EXERCISE OBJECTIVE:
Reproduce all entries precisely as they are written.

RECORDS FOR THIS TASK:

○ ○ ○

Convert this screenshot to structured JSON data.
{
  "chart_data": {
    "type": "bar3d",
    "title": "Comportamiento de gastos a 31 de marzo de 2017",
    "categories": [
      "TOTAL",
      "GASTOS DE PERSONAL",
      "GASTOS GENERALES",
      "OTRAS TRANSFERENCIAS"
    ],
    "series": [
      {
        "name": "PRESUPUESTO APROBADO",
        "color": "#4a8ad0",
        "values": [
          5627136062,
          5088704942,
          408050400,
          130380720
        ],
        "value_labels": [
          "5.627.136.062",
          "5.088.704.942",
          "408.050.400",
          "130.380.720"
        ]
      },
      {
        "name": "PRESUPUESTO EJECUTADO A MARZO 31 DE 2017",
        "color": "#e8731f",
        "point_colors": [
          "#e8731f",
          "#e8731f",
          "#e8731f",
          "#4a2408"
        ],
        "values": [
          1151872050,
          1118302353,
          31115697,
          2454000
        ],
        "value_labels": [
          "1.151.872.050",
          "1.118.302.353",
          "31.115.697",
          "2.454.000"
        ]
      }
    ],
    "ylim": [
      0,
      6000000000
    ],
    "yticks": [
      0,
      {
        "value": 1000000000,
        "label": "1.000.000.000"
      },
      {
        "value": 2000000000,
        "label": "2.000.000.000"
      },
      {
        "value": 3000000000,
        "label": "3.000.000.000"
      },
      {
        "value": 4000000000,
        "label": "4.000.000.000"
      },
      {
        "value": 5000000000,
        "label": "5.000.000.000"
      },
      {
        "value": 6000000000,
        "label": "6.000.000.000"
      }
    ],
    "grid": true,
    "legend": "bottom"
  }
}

○ ○ ○

RESULT OF THE TASK:
Convert this screenshot to structured JSON data.
{
  "chart_data": {
    "type": "bar3d",
    "title": "Comportamiento de gastos a 31 de marzo de 2017",
    "categories": [
      "TOTAL",
      "GASTOS DE PERSONAL",
      "GASTOS GENERALES",
      "OTRAS TRANSFERENCIAS"
    ],
    "series": [
      {
        "name": "PRESUPUESTO APROBADO",
        "color": "#4a8ad0",
        "values": [
          5627136062,
          5088704942,
          408050400,
          130380720
        ],
        "value_labels": [
          "5.627.136.062",
          "5.088.704.942",
          "408.050.400",
          "130.380.720"
        ]
      },
      {
        "name": "PRESUPUESTO EJECUTADO A MARZO 31 DE 2017",
        "color": "#e8731f",
        "point_colors": [
          "#e8731f",
          "#e8731f",
          "#e8731f",
          "#4a2408"
        ],
        "values": [
          1151872050,
          1118302353,
          31115697,
          2454000
        ],
        "value_labels": [
          "1.151.872.050",
          "1.118.302.353",
          "31.115.697",
          "2.454.000"
        ]
      }
    ],
    "ylim": [
      0,
      6000000000
    ],
    "yticks": [
      0,
      {
        "value": 1000000000,
        "label": "1.000.000.000"
      },
      {
        "value": 2000000000,
        "label": "2.000.000.000"
      },
      {
        "value": 3000000000,
        "label": "3.000.000.000"
      },
      {
        "value": 4000000000,
        "label": "4.000.000.000"
      },
      {
        "value": 5000000000,
        "label": "5.000.000.000"
      },
      {
        "value": 6000000000,
        "label": "6.000.000.000"
      }
    ],
    "grid": true,
    "legend": "bottom"
  }
}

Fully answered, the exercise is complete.